MATERIAL:
((

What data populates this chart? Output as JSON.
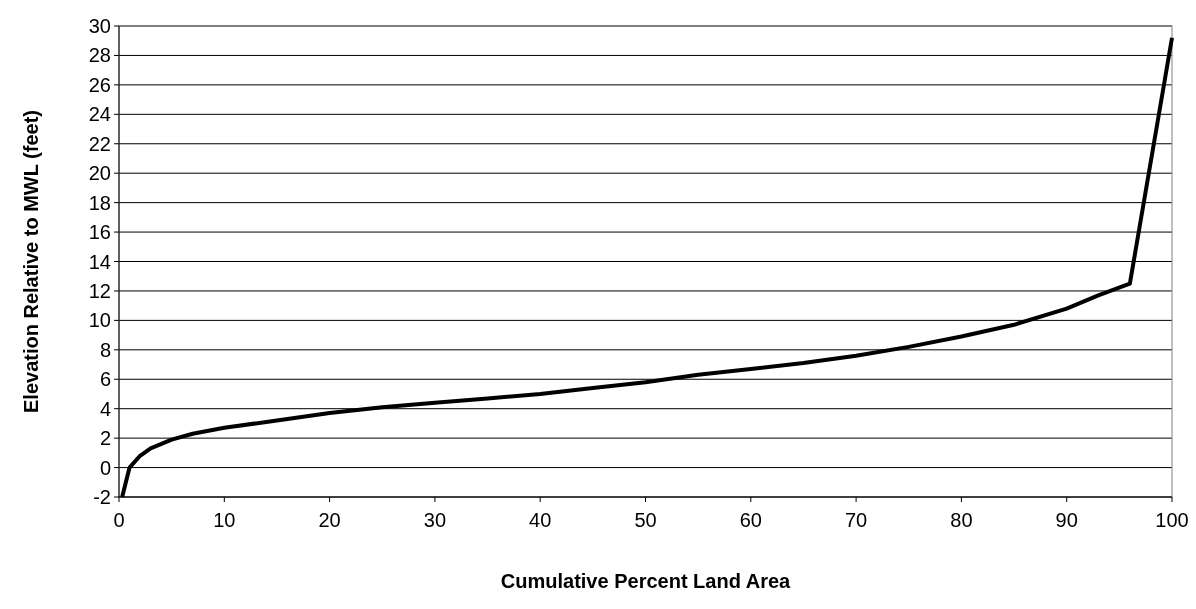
{
  "chart_data": {
    "type": "line",
    "xlabel": "Cumulative Percent Land Area",
    "ylabel": "Elevation Relative to MWL (feet)",
    "xlim": [
      0,
      100
    ],
    "xticks": [
      0,
      10,
      20,
      30,
      40,
      50,
      60,
      70,
      80,
      90,
      100
    ],
    "ylim": [
      -2,
      30
    ],
    "yticks": [
      -2,
      0,
      2,
      4,
      6,
      8,
      10,
      12,
      14,
      16,
      18,
      20,
      22,
      24,
      26,
      28,
      30
    ],
    "grid": "y",
    "marker": "none",
    "line_style": "solid",
    "series": [
      {
        "color": "#000000",
        "x": [
          0.3,
          1,
          2,
          3,
          5,
          7,
          10,
          15,
          20,
          25,
          30,
          35,
          40,
          45,
          50,
          55,
          60,
          65,
          70,
          75,
          80,
          85,
          90,
          93,
          96,
          100
        ],
        "values": [
          -2,
          0,
          0.8,
          1.3,
          1.9,
          2.3,
          2.7,
          3.2,
          3.7,
          4.1,
          4.4,
          4.7,
          5,
          5.4,
          5.8,
          6.3,
          6.7,
          7.1,
          7.6,
          8.2,
          8.9,
          9.7,
          10.8,
          11.7,
          12.5,
          29.2
        ]
      }
    ]
  }
}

))

WHAT YOU HAVE TO DO: Reproduce each entry verbatim, excluding any embedded images.

SOLUTION FOR THIS EXERCISE:
What data populates this chart? Output as JSON.
{
  "chart_data": {
    "type": "line",
    "xlabel": "Cumulative Percent Land Area",
    "ylabel": "Elevation Relative to MWL (feet)",
    "xlim": [
      0,
      100
    ],
    "xticks": [
      0,
      10,
      20,
      30,
      40,
      50,
      60,
      70,
      80,
      90,
      100
    ],
    "ylim": [
      -2,
      30
    ],
    "yticks": [
      -2,
      0,
      2,
      4,
      6,
      8,
      10,
      12,
      14,
      16,
      18,
      20,
      22,
      24,
      26,
      28,
      30
    ],
    "grid": "y",
    "marker": "none",
    "line_style": "solid",
    "series": [
      {
        "color": "#000000",
        "x": [
          0.3,
          1,
          2,
          3,
          5,
          7,
          10,
          15,
          20,
          25,
          30,
          35,
          40,
          45,
          50,
          55,
          60,
          65,
          70,
          75,
          80,
          85,
          90,
          93,
          96,
          100
        ],
        "values": [
          -2,
          0,
          0.8,
          1.3,
          1.9,
          2.3,
          2.7,
          3.2,
          3.7,
          4.1,
          4.4,
          4.7,
          5,
          5.4,
          5.8,
          6.3,
          6.7,
          7.1,
          7.6,
          8.2,
          8.9,
          9.7,
          10.8,
          11.7,
          12.5,
          29.2
        ]
      }
    ]
  }
}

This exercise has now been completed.